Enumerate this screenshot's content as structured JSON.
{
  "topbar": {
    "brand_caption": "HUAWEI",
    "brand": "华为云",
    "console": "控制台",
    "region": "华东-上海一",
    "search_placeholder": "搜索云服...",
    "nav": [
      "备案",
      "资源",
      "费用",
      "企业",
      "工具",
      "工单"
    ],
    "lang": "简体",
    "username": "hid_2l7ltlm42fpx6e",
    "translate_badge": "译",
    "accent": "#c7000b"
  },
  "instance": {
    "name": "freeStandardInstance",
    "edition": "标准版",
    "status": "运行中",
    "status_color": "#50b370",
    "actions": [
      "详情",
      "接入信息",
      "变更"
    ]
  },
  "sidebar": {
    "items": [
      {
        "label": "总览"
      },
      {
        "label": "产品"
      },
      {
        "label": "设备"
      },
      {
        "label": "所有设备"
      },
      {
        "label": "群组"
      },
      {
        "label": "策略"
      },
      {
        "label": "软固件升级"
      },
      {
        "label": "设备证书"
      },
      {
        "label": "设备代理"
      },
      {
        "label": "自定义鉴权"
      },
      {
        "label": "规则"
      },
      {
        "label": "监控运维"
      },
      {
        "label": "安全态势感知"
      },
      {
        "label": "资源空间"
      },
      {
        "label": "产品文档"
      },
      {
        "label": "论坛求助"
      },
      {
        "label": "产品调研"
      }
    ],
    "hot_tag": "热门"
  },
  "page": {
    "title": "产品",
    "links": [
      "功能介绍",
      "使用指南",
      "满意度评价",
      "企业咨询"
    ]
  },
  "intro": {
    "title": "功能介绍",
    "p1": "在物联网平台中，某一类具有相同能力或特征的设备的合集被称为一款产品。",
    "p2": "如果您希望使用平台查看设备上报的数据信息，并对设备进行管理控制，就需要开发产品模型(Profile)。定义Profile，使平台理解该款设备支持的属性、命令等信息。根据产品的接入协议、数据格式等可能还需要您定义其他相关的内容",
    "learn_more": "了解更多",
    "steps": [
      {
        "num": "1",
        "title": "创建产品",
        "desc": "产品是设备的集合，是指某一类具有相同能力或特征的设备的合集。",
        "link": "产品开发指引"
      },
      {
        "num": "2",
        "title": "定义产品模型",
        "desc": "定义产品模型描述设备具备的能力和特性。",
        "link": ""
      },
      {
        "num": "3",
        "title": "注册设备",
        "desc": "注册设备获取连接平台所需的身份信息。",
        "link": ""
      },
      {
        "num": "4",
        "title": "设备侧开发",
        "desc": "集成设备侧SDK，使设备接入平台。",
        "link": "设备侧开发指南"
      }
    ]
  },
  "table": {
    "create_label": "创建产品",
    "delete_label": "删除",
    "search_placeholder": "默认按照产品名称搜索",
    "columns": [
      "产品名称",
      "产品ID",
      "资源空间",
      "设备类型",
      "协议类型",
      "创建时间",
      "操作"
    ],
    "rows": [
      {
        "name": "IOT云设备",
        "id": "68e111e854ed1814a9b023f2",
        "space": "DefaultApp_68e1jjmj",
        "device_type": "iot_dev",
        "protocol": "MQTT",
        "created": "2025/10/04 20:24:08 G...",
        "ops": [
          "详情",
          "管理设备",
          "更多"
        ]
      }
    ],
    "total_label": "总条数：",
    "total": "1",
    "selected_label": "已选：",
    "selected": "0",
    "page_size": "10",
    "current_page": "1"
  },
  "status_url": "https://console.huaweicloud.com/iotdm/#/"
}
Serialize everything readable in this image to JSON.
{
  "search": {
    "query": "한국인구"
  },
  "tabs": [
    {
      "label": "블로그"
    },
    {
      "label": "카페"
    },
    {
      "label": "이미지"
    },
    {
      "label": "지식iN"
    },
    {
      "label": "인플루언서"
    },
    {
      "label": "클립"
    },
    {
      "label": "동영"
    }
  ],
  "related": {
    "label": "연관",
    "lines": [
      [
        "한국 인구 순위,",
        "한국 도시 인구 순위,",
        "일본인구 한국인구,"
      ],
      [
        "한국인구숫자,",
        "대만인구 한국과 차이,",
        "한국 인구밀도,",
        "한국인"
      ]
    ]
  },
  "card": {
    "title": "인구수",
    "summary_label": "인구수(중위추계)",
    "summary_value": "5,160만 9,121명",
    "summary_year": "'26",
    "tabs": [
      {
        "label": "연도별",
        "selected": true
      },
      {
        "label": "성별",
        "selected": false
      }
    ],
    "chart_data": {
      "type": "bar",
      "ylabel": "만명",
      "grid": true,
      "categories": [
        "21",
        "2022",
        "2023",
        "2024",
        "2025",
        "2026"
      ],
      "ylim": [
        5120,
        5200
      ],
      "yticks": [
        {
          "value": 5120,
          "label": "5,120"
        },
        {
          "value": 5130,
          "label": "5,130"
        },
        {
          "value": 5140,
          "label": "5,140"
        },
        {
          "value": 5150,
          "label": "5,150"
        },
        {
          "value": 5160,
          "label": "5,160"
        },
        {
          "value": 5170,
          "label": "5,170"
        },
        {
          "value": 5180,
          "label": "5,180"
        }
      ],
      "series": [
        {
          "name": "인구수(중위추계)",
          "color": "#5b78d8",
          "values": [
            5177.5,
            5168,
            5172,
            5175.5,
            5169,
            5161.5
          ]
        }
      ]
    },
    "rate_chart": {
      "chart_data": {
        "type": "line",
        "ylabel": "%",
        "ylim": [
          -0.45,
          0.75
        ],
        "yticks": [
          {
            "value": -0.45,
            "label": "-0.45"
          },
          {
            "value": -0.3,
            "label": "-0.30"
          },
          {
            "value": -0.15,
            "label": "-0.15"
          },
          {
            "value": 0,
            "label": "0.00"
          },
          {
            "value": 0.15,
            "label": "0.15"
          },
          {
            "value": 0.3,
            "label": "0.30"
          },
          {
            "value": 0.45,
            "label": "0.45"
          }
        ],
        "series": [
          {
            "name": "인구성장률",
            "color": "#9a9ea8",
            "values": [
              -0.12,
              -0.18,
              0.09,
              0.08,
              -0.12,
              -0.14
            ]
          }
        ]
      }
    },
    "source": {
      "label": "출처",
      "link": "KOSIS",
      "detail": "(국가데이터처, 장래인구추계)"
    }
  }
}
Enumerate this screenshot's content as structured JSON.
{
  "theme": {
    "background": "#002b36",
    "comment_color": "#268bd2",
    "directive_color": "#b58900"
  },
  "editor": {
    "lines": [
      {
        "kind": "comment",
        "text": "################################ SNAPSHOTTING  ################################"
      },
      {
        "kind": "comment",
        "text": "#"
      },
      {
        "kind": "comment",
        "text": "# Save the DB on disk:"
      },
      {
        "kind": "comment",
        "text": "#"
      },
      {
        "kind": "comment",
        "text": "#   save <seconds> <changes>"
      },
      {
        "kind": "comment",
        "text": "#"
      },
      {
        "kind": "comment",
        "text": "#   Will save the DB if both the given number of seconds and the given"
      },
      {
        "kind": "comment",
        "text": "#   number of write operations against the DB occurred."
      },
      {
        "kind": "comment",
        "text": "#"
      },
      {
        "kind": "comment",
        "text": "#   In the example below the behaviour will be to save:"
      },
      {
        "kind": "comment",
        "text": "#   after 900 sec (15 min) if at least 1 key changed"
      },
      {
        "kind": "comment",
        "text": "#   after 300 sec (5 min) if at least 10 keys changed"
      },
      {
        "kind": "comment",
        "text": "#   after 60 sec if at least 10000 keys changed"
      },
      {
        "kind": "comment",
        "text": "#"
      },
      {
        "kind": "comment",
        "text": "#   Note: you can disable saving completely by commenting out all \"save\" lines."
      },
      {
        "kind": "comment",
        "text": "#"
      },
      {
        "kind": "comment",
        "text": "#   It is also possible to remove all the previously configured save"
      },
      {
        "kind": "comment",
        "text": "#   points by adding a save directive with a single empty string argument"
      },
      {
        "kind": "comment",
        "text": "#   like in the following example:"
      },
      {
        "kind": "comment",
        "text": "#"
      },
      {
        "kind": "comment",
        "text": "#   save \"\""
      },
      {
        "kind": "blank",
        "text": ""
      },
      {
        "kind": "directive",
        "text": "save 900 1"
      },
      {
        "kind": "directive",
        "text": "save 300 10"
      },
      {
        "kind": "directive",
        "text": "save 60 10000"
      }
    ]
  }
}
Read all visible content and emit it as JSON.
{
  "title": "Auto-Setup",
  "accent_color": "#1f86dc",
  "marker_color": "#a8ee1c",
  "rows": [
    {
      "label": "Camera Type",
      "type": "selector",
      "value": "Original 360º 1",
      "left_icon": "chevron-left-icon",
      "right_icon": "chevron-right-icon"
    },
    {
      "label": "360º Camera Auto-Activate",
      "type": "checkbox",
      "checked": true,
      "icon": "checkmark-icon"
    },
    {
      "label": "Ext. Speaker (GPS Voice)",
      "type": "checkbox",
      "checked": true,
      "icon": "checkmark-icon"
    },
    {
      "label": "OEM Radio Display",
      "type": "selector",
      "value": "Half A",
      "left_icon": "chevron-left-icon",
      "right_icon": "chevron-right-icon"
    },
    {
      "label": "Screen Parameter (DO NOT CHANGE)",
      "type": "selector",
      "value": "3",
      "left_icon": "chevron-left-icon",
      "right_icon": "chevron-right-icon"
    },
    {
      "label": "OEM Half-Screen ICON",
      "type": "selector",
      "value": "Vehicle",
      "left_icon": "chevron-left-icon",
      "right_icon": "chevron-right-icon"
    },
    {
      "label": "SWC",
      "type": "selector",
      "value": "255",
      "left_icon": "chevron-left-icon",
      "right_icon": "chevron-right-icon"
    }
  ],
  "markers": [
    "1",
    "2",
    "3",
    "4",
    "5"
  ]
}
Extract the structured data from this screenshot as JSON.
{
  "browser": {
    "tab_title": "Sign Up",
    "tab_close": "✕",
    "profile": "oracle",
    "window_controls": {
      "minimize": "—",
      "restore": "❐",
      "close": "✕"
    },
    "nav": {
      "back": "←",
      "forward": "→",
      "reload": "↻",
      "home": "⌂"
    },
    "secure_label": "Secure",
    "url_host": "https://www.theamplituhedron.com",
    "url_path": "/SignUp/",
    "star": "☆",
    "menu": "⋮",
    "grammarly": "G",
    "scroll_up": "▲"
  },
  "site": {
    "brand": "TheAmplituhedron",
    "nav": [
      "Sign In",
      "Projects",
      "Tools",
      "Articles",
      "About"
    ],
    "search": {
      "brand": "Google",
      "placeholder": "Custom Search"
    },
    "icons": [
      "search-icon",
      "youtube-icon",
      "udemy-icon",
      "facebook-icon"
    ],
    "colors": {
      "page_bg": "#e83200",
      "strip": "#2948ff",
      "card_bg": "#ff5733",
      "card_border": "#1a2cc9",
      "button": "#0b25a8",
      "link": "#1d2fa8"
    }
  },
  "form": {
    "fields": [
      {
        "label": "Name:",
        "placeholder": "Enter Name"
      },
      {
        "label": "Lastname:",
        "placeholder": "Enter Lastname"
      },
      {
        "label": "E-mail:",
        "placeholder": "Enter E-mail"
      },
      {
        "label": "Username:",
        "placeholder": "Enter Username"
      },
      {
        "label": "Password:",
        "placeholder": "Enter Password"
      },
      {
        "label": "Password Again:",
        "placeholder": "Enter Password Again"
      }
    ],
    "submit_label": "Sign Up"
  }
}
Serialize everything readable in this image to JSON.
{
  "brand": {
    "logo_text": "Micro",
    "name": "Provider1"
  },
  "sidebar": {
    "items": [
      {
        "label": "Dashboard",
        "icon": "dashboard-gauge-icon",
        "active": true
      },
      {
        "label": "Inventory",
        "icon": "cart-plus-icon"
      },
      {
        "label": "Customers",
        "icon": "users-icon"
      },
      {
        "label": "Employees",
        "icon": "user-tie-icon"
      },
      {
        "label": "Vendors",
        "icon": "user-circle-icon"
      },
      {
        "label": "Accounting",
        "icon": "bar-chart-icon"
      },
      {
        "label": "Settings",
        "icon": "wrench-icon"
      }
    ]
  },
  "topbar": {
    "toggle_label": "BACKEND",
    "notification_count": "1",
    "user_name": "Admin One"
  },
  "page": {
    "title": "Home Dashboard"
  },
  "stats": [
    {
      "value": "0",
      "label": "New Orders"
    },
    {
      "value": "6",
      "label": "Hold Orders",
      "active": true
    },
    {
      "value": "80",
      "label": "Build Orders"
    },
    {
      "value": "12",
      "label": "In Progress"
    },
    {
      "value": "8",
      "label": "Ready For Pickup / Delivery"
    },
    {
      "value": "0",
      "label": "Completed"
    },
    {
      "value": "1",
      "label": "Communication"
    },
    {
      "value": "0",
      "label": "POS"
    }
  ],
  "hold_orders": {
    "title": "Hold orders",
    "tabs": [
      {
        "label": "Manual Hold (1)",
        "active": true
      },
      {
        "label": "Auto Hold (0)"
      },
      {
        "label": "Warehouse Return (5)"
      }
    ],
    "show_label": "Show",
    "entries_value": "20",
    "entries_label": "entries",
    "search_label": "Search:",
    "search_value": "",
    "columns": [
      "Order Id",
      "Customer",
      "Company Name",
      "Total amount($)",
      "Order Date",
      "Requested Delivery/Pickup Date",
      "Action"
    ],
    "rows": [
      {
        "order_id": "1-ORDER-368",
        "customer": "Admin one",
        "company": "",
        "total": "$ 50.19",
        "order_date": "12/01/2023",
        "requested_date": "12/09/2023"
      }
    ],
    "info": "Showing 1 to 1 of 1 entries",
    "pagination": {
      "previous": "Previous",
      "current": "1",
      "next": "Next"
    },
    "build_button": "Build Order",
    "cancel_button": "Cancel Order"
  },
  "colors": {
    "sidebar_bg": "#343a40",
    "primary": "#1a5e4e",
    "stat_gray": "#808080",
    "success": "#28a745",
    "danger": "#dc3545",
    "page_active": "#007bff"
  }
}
:::
▶ [Aim] Identify all lines where the word "mail" shows up. Copy them.

▶ [The completed task]
        "label": "E-mail:",
        "placeholder": "Enter E-mail"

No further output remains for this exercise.